▶ TASK DIRECTIONS
Check each line of the listing for the string "Porovnáním", then state how many lines have it. Only the number is wanted.

──────── RECORD LIST ────────

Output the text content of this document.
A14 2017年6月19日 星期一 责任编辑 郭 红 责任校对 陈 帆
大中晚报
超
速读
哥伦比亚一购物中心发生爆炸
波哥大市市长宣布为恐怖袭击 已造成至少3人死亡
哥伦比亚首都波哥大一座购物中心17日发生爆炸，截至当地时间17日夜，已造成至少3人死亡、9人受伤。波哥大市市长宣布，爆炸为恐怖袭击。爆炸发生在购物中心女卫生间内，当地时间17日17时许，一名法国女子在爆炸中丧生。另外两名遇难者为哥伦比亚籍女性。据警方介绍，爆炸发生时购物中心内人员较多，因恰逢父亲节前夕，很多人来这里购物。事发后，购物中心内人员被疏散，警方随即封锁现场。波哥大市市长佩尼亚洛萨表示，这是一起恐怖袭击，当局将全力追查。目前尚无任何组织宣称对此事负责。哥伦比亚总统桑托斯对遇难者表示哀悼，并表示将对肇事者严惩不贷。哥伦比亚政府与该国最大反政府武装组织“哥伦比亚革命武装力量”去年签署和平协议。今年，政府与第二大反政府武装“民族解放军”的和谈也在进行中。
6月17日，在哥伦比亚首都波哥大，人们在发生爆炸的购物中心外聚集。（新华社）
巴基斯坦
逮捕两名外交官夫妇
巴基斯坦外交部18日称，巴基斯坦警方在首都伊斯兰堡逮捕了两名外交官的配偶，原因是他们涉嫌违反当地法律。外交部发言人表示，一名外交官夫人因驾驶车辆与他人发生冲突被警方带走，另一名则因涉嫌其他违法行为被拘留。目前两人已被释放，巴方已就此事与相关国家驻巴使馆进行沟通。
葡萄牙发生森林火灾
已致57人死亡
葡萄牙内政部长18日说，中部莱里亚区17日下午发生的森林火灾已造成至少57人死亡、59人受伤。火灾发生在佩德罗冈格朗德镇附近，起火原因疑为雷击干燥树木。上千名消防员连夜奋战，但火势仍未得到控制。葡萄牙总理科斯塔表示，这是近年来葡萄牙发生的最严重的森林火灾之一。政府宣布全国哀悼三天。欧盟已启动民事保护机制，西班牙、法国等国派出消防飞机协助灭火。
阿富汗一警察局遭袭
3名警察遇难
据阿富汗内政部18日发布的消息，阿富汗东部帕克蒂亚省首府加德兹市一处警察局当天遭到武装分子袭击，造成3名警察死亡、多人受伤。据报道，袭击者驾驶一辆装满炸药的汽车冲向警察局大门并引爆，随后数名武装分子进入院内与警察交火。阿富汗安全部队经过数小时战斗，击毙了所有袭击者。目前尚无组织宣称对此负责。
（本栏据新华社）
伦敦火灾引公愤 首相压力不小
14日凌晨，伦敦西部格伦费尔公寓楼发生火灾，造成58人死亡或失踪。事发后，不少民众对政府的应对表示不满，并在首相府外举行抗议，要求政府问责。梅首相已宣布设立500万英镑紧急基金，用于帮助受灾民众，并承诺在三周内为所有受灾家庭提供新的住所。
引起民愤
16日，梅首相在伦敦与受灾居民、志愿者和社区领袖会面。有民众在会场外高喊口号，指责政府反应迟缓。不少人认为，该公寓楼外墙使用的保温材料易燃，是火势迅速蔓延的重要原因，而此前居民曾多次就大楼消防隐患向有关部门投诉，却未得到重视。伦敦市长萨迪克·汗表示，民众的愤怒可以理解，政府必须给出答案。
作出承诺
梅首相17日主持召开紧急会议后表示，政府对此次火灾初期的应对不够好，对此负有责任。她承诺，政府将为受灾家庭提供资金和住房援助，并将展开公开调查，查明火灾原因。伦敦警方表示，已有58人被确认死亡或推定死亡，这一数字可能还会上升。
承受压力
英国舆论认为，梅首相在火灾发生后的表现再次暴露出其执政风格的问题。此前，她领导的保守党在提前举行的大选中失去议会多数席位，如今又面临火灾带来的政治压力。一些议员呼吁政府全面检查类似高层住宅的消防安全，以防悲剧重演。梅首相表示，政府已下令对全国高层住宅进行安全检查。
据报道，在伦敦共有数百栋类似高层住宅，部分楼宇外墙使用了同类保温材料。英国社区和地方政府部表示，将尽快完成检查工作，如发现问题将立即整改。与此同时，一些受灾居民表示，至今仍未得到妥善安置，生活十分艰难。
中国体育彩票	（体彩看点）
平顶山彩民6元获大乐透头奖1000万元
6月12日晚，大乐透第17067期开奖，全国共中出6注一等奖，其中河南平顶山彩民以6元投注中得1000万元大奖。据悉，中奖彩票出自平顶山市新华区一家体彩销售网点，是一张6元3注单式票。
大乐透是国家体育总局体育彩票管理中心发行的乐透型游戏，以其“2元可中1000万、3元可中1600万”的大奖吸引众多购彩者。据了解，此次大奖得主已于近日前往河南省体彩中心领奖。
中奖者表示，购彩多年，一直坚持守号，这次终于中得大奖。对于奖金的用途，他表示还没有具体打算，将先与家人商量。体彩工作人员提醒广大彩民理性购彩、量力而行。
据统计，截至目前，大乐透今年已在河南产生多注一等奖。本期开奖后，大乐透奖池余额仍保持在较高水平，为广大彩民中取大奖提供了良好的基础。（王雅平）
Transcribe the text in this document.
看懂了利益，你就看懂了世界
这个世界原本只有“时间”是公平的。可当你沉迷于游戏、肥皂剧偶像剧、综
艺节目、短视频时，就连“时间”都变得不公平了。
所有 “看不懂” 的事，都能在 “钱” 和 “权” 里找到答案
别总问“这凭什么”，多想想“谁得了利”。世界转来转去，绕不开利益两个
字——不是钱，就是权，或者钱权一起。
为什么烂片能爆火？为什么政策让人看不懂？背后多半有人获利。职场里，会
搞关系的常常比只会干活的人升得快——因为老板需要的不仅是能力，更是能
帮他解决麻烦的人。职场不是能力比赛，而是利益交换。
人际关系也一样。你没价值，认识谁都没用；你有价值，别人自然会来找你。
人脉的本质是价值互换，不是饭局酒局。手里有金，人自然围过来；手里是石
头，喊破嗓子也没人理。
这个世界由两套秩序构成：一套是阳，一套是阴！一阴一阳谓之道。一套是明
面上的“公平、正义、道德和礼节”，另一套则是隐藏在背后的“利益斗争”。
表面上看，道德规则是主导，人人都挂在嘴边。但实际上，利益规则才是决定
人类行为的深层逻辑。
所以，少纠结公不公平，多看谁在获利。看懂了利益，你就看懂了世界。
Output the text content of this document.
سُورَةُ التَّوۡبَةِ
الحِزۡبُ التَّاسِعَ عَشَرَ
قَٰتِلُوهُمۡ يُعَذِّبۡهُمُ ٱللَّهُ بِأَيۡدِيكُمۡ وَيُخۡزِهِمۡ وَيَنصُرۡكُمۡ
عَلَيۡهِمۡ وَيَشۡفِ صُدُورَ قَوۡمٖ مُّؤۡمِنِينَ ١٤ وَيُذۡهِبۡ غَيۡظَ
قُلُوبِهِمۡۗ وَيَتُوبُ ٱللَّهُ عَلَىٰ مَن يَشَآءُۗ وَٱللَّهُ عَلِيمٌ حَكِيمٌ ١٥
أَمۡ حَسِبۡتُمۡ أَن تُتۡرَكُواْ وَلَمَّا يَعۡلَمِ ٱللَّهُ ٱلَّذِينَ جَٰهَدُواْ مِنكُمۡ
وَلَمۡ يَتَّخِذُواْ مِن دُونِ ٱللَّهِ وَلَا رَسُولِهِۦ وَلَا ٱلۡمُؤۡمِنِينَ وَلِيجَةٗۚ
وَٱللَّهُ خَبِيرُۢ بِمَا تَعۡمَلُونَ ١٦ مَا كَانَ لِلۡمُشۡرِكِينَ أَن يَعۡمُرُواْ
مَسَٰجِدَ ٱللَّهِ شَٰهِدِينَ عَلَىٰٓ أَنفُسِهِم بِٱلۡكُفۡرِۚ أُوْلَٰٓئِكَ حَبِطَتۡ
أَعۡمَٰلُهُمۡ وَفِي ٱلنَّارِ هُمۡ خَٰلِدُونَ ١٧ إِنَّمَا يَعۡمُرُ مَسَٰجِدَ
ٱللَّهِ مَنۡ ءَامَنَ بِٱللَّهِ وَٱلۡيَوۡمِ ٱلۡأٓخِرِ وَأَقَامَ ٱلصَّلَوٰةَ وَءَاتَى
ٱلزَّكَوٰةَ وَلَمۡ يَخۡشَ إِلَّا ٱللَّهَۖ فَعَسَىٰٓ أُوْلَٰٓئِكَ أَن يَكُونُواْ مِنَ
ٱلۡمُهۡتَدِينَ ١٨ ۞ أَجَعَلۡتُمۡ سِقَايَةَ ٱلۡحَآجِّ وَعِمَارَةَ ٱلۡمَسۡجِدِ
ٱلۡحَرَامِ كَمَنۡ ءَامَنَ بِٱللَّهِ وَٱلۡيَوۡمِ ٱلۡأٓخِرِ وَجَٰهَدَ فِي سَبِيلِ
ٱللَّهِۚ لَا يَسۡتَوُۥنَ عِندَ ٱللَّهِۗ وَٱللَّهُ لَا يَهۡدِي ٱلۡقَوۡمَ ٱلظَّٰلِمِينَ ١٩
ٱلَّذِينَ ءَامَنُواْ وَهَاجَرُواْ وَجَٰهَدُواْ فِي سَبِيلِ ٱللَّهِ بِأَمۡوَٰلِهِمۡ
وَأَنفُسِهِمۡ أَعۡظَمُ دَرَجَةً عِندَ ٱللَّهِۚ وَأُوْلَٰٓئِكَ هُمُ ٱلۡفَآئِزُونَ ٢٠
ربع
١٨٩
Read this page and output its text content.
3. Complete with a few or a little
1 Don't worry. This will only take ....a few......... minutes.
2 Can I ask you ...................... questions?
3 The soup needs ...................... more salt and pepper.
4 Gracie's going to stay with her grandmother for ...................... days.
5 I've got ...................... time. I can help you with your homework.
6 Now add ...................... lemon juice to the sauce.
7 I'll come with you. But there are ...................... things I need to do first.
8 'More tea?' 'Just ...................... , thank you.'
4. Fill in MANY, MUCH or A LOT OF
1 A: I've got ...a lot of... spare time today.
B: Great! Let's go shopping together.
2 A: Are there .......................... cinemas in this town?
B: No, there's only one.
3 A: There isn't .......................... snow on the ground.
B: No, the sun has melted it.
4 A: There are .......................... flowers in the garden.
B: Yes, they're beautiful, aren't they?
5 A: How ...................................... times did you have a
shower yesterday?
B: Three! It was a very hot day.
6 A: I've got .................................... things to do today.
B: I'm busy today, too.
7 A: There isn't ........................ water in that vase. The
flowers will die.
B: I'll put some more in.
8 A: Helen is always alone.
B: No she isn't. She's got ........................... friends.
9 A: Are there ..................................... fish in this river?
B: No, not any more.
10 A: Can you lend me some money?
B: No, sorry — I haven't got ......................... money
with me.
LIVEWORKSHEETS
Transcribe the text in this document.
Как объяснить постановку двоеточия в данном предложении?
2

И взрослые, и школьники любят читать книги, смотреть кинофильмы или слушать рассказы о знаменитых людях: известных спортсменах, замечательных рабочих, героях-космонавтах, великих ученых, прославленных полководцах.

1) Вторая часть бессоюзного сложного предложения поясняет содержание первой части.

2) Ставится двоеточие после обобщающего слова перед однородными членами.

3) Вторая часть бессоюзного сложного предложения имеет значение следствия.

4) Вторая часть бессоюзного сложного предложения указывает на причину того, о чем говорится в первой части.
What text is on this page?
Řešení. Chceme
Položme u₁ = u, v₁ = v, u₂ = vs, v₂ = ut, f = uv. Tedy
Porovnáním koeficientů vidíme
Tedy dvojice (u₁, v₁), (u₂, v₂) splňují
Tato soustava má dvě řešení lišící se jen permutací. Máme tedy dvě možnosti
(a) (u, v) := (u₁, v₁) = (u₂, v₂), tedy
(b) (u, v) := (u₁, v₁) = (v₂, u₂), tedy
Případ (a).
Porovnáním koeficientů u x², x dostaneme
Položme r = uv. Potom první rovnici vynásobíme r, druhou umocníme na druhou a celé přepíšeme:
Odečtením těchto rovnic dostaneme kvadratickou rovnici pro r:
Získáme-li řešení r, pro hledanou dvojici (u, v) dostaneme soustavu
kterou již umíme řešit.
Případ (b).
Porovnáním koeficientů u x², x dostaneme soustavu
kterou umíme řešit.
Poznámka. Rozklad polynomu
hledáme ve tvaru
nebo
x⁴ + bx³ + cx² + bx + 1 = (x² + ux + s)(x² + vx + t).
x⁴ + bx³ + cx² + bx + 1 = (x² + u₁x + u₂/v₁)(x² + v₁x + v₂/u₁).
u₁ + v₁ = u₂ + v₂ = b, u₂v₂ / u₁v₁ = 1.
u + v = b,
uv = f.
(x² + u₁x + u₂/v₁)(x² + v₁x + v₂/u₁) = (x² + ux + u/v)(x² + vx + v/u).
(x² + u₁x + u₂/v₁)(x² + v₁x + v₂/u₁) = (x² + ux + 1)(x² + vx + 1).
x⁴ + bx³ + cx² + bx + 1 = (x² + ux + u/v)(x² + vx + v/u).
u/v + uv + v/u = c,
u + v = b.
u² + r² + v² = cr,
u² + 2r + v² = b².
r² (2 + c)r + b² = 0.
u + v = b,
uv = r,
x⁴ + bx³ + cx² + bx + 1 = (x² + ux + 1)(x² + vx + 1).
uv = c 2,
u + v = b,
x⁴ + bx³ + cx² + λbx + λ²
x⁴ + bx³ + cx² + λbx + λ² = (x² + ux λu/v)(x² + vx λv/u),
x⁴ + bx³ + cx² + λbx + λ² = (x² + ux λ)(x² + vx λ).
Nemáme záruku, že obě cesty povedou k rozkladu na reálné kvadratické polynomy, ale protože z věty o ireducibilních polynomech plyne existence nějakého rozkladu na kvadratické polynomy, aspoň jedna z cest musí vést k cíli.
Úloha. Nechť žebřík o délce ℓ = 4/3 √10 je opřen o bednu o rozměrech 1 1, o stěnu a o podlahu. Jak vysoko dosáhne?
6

────────

▶ OUTPUT
3